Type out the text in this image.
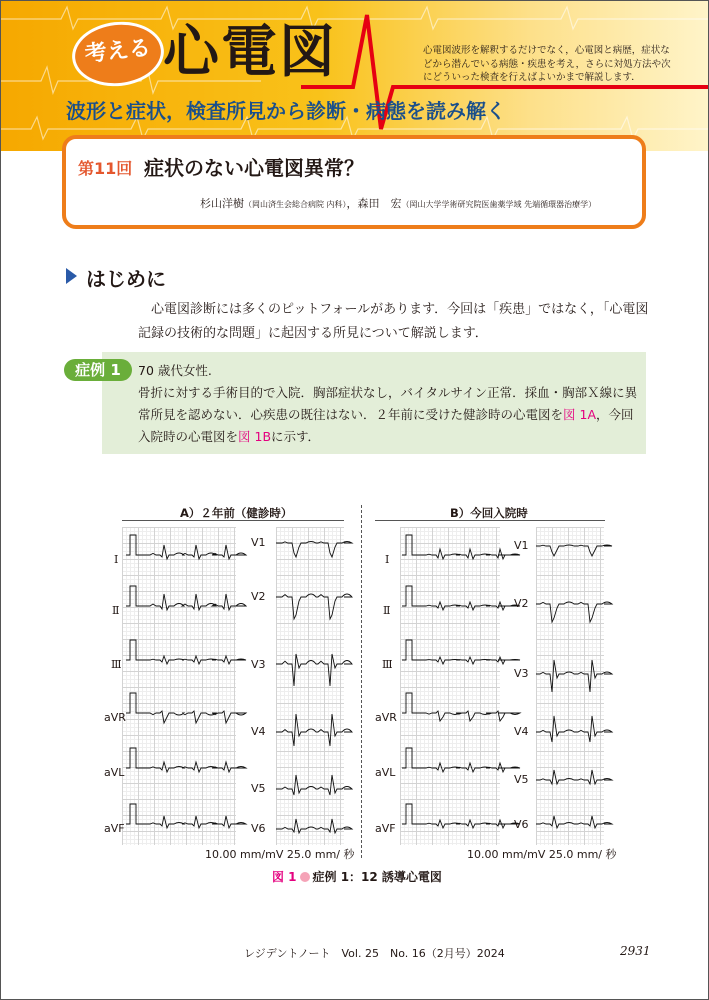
考える 心電図	心電図波形を解釈するだけでなく，心電図と病歴，症状などから潜んでいる病態・疾患を考え，さらに対処方法や次にどういった検査を行えばよいかまで解説します．
波形と症状，検査所見から診断・病態を読み解く
第11回 症状のない心電図異常？
杉山洋樹（岡山済生会総合病院 内科），森田　宏（岡山大学学術研究院医歯薬学域 先端循環器治療学）
はじめに
心電図診断には多くのピットフォールがあります．今回は「疾患」ではなく，「心電図記録の技術的な問題」に起因する所見について解説します．
症例 1	70 歳代女性.
骨折に対する手術目的で入院．胸部症状なし，バイタルサイン正常．採血・胸部Ｘ線に異常所見を認めない．心疾患の既往はない．２年前に受けた健診時の心電図を図 1A，今回入院時の心電図を図 1Bに示す．
A）２年前（健診時）	B）今回入院時
Ⅰ
Ⅱ
Ⅲ
aVR
aVL
aVF
V1
V2
V3
V4
V5
V6
Ⅰ
Ⅱ
Ⅲ
aVR
aVL
aVF
V1
V2
V3
V4
V5
V6
10.00 mm/mV 25.0 mm/ 秒	10.00 mm/mV 25.0 mm/ 秒
図 1 症例 1：12 誘導心電図
レジデントノート　Vol. 25　No. 16（2月号）2024	2931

----

§ EXERCISE TASK: Repeat every record precisely. Any picture among them stays out of the copy.

§ EXERCISE RESPONSE:
Type out the text in this image.
考える 心電図	心電図波形を解釈するだけでなく，心電図と病歴，症状などから潜んでいる病態・疾患を考え，さらに対処方法や次にどういった検査を行えばよいかまで解説します．
波形と症状，検査所見から診断・病態を読み解く
第11回 症状のない心電図異常？
杉山洋樹（岡山済生会総合病院 内科），森田　宏（岡山大学学術研究院医歯薬学域 先端循環器治療学）
はじめに
心電図診断には多くのピットフォールがあります．今回は「疾患」ではなく，「心電図記録の技術的な問題」に起因する所見について解説します．
症例 1	70 歳代女性.
骨折に対する手術目的で入院．胸部症状なし，バイタルサイン正常．採血・胸部Ｘ線に異常所見を認めない．心疾患の既往はない．２年前に受けた健診時の心電図を図 1A，今回入院時の心電図を図 1Bに示す．
A）２年前（健診時）	B）今回入院時
Ⅰ
Ⅱ
Ⅲ
aVR
aVL
aVF
V1
V2
V3
V4
V5
V6
Ⅰ
Ⅱ
Ⅲ
aVR
aVL
aVF
V1
V2
V3
V4
V5
V6
10.00 mm/mV 25.0 mm/ 秒	10.00 mm/mV 25.0 mm/ 秒
図 1 症例 1：12 誘導心電図
レジデントノート　Vol. 25　No. 16（2月号）2024	2931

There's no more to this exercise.